### Given task
State how many lines of the data contain the word "CORAL", and write nothing besides the number.

### Input
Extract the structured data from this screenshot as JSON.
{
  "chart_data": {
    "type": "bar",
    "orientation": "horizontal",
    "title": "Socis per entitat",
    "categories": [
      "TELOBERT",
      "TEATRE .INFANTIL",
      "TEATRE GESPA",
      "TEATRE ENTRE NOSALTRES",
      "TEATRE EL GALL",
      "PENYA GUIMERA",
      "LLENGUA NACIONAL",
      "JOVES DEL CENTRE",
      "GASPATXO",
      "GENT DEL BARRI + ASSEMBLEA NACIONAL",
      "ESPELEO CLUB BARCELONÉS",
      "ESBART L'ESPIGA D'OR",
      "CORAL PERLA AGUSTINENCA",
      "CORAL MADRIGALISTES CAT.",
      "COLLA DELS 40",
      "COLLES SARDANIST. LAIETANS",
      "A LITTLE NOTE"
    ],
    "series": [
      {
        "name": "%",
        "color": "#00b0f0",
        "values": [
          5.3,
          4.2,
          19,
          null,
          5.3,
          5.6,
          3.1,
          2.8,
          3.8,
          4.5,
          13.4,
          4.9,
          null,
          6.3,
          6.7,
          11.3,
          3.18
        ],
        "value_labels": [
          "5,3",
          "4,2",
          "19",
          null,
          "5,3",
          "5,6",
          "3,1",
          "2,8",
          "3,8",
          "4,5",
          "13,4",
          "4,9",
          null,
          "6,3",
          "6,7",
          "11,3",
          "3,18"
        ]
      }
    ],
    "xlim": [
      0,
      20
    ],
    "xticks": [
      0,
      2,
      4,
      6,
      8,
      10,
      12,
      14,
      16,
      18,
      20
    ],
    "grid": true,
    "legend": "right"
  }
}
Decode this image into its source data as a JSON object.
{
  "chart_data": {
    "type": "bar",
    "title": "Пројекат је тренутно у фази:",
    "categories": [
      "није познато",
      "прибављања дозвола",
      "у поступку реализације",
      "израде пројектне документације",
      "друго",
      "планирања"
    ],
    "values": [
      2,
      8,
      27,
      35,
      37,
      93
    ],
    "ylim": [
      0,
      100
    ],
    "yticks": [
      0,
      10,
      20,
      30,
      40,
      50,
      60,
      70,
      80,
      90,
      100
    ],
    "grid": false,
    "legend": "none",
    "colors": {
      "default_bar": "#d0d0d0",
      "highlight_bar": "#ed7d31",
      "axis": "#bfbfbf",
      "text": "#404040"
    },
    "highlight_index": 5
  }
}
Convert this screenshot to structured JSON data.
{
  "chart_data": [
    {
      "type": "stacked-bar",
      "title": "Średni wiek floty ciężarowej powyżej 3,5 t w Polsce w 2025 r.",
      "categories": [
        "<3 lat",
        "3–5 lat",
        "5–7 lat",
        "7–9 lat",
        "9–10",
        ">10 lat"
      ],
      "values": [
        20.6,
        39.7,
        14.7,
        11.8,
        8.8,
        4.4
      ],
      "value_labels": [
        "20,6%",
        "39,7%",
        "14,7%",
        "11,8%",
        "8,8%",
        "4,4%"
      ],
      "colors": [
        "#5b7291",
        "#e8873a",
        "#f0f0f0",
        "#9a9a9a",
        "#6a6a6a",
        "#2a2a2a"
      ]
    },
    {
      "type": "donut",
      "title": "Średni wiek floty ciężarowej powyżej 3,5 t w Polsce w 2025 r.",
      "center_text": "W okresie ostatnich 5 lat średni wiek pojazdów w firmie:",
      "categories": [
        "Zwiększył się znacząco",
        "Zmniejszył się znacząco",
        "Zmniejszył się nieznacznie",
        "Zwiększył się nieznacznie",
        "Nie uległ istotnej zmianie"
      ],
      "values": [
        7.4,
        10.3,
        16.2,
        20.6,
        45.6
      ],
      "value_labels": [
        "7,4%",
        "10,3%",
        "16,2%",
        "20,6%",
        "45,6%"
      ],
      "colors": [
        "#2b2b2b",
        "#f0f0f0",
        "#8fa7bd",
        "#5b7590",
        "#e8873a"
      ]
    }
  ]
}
...
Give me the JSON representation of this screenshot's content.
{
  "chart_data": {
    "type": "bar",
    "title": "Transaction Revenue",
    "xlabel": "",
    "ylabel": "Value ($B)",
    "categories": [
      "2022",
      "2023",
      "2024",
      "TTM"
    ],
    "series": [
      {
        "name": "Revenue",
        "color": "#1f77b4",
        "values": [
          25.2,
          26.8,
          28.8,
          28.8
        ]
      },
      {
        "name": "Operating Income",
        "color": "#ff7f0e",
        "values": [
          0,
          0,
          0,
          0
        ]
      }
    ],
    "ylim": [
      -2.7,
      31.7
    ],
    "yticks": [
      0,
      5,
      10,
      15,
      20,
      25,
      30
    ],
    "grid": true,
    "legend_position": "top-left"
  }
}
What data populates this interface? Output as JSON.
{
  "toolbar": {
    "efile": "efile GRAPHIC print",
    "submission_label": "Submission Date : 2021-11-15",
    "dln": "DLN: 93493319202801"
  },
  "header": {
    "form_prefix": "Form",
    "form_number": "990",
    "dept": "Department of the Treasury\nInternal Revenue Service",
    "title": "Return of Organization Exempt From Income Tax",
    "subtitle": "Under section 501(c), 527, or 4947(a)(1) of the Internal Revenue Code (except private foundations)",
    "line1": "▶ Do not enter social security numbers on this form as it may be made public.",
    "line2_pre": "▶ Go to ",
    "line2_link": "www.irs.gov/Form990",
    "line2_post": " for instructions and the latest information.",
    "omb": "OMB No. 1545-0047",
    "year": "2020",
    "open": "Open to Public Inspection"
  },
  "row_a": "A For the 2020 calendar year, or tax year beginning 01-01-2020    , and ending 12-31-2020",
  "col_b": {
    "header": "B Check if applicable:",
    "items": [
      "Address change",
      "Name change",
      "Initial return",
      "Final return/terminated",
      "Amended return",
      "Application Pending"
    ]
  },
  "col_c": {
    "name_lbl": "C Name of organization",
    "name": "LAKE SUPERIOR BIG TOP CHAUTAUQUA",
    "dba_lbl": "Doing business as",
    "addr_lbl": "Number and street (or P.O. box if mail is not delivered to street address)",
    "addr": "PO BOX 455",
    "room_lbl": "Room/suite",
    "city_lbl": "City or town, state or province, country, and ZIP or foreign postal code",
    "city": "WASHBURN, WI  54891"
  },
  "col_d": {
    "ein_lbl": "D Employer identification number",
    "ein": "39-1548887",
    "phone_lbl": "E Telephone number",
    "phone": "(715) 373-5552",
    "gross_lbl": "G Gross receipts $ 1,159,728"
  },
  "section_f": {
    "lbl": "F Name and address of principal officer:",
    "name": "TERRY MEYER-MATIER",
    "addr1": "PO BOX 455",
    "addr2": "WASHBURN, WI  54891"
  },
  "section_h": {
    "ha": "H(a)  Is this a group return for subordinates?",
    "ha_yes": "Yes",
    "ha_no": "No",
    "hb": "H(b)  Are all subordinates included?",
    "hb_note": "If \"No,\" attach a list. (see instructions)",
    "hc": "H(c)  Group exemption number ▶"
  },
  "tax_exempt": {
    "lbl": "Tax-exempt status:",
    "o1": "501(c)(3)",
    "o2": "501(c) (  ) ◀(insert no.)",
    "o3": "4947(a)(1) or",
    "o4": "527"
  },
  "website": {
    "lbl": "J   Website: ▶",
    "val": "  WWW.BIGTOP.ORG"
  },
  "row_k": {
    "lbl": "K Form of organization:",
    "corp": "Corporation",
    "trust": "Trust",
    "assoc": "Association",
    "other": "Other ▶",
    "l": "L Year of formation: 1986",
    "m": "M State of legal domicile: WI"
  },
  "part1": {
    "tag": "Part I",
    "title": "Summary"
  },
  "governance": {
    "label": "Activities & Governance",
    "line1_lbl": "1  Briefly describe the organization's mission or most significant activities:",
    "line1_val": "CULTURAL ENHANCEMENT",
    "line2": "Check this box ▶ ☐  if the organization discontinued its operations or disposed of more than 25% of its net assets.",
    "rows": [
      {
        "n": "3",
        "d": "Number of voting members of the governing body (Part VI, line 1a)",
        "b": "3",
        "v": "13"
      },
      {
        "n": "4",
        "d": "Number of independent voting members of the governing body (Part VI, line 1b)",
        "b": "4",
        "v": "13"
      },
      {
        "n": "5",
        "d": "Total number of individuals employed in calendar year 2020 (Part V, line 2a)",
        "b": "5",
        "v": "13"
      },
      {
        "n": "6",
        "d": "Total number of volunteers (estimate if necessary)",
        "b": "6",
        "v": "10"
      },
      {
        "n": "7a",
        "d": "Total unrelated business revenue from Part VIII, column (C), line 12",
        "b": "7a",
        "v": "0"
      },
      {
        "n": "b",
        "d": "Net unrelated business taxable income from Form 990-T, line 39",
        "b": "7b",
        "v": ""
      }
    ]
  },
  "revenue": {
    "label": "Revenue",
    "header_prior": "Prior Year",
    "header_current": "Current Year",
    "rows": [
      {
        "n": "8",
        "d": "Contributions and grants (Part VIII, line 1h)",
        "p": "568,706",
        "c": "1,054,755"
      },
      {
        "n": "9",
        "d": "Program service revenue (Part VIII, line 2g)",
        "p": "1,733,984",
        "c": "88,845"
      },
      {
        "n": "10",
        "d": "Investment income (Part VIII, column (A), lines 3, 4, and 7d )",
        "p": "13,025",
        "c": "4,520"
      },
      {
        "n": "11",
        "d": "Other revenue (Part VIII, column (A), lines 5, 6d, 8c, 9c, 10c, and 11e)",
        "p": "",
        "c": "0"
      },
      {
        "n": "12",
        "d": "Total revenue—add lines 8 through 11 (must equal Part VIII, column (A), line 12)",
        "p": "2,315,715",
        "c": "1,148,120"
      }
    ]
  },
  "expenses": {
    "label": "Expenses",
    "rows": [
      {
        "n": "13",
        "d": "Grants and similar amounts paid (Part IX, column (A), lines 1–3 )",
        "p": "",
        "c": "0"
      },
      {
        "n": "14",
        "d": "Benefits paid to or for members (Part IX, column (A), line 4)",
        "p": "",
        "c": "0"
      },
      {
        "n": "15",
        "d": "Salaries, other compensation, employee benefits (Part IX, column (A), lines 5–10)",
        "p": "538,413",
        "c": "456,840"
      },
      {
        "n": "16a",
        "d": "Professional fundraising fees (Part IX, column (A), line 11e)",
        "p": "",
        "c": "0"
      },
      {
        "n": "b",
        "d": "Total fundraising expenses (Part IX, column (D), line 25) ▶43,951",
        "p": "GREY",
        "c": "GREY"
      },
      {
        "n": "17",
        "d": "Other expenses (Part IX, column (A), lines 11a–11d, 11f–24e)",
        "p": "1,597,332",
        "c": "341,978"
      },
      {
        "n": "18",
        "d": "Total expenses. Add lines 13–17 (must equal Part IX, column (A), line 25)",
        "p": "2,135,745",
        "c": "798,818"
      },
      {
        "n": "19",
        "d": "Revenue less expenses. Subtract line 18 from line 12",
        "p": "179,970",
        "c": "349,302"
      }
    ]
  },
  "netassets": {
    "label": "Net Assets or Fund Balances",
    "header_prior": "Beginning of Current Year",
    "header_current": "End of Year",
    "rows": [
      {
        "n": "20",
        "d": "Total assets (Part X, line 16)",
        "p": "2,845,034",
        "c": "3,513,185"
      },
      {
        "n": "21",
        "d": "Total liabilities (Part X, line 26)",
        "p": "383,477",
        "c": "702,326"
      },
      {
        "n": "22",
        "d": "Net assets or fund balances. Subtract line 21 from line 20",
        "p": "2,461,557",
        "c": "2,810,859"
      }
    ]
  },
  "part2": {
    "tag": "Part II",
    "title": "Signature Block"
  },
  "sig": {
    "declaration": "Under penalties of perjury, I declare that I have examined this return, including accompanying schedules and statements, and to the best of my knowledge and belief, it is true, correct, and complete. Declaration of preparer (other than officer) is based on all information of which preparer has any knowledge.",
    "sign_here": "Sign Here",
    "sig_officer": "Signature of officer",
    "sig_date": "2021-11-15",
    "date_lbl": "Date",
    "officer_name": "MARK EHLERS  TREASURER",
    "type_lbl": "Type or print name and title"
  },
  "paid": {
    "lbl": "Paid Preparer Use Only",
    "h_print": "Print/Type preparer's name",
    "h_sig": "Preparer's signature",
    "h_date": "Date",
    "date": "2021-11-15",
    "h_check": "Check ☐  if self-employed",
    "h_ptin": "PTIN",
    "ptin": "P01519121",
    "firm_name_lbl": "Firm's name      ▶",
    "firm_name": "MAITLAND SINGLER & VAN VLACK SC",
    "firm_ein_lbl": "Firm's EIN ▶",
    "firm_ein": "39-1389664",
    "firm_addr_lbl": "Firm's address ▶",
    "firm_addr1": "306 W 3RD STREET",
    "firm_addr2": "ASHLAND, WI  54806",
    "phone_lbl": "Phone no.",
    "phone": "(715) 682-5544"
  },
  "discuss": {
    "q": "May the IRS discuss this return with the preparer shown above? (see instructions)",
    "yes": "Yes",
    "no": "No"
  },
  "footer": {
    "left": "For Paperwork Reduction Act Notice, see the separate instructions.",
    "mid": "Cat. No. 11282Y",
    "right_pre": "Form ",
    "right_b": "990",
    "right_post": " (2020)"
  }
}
...
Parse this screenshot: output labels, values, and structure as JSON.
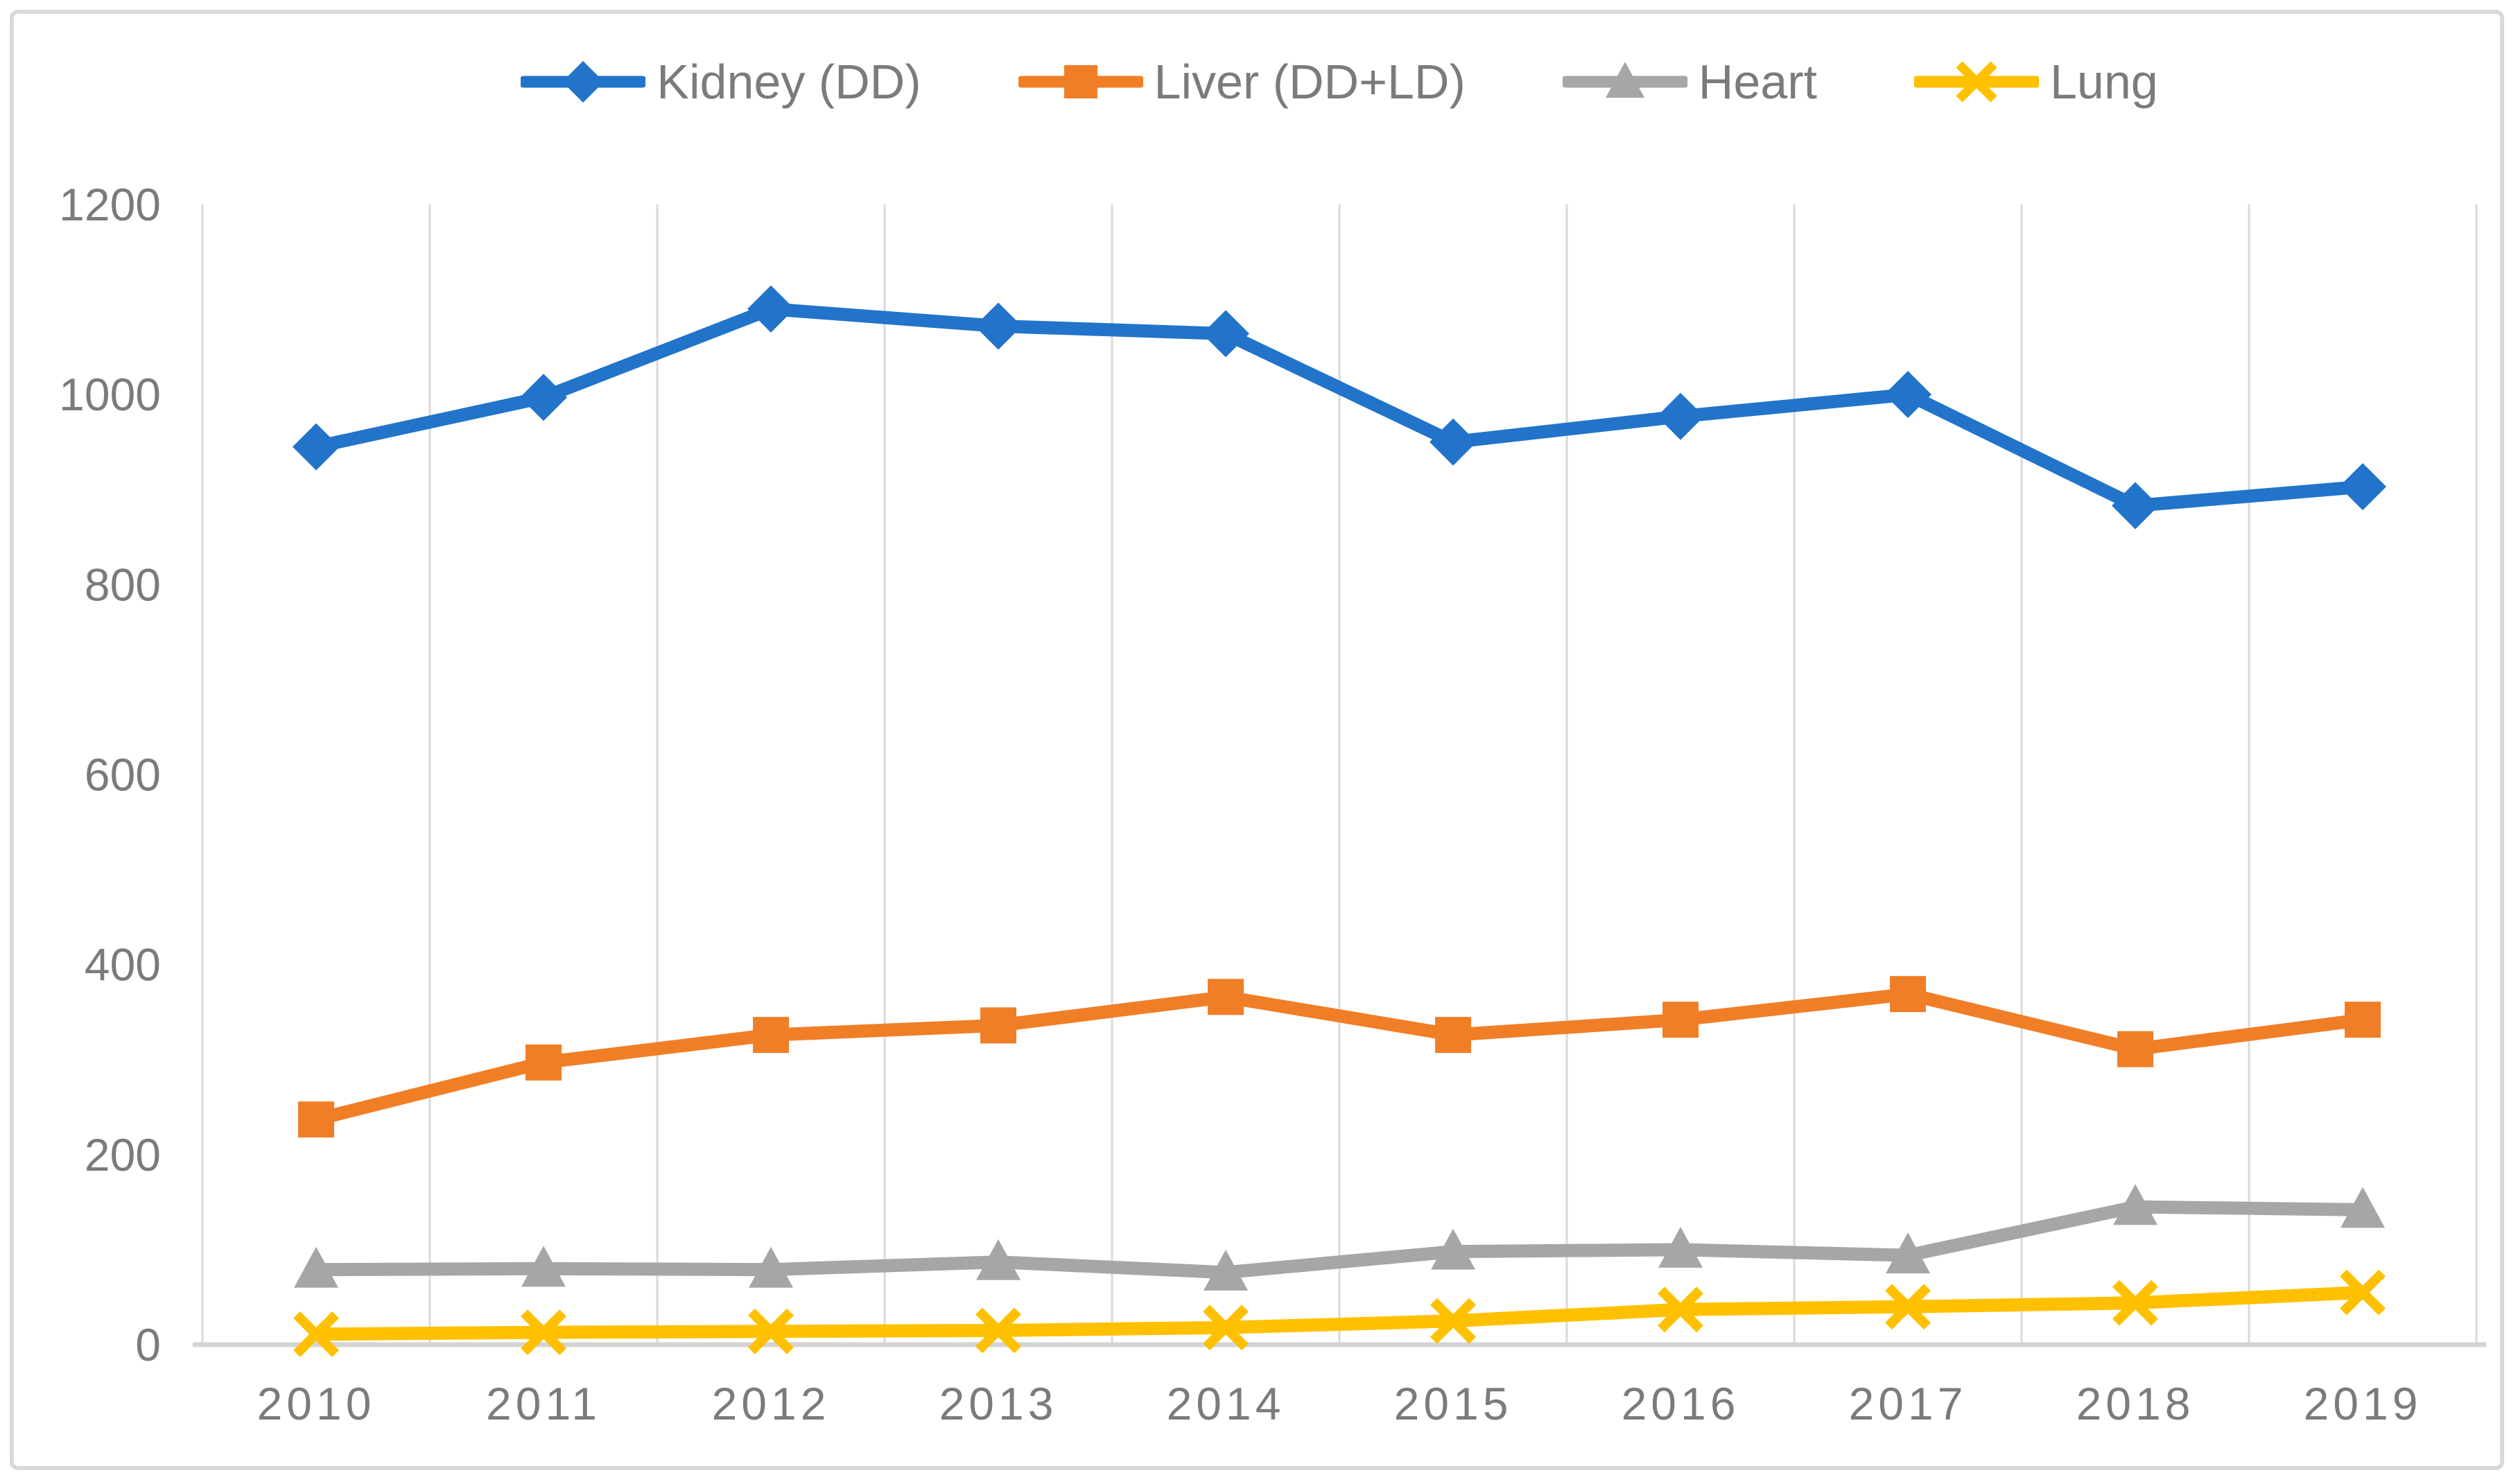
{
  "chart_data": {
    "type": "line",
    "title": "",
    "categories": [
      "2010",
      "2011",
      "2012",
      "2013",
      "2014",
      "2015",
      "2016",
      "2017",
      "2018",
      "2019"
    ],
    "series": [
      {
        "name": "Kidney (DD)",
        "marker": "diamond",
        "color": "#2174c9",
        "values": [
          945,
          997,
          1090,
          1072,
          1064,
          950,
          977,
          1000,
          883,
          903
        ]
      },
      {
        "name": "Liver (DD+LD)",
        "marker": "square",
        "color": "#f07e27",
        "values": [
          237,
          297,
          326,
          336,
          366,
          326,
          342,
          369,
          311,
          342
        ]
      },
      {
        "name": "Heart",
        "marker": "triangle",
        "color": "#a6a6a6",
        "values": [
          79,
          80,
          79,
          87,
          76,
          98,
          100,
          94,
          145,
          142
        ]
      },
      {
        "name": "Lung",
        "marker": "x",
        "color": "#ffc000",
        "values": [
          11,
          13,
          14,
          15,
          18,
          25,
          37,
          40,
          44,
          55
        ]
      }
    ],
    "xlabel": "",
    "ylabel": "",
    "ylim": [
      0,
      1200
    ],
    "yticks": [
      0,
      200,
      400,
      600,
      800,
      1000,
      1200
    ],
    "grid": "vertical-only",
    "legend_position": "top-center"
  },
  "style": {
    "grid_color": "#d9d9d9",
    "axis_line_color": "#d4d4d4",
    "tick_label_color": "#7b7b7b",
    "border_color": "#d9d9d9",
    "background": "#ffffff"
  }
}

### Exercise response
2